» **The problem**
Filter this data down to the lines that hold "Amount", and copy them.

- - -

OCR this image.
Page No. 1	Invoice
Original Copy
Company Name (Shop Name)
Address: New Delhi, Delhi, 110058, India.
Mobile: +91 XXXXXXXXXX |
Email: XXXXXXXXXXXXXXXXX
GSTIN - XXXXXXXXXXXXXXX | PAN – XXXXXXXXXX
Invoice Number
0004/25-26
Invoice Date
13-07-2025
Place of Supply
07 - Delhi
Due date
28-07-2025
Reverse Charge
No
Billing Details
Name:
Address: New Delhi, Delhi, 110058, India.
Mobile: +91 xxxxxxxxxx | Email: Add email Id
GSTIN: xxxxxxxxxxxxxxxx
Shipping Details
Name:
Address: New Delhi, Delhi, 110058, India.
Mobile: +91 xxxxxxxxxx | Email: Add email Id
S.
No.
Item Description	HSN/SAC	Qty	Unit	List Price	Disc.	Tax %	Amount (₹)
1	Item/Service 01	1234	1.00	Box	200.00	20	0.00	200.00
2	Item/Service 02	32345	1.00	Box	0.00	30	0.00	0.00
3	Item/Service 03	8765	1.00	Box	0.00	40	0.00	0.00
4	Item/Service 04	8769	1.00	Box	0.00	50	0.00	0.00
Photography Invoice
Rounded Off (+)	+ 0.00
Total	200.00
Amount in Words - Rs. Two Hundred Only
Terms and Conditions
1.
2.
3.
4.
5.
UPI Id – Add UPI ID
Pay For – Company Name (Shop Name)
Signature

- - -

» **Task result**
Item Description	HSN/SAC	Qty	Unit	List Price	Disc.	Tax %	Amount (₹)
Amount in Words - Rs. Two Hundred Only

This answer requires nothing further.